# [DATA EXCERPTS]
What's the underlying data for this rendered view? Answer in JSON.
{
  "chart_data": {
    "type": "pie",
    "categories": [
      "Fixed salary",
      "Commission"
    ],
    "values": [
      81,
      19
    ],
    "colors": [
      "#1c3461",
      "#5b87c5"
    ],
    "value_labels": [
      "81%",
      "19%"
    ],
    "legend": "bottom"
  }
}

# [WHAT YOU NEED TO DO]
Repeat all of the records above exactly as written.

# [EXERCISE OUTPUT]
What's the underlying data for this rendered view? Answer in JSON.
{
  "chart_data": {
    "type": "pie",
    "categories": [
      "Fixed salary",
      "Commission"
    ],
    "values": [
      81,
      19
    ],
    "colors": [
      "#1c3461",
      "#5b87c5"
    ],
    "value_labels": [
      "81%",
      "19%"
    ],
    "legend": "bottom"
  }
}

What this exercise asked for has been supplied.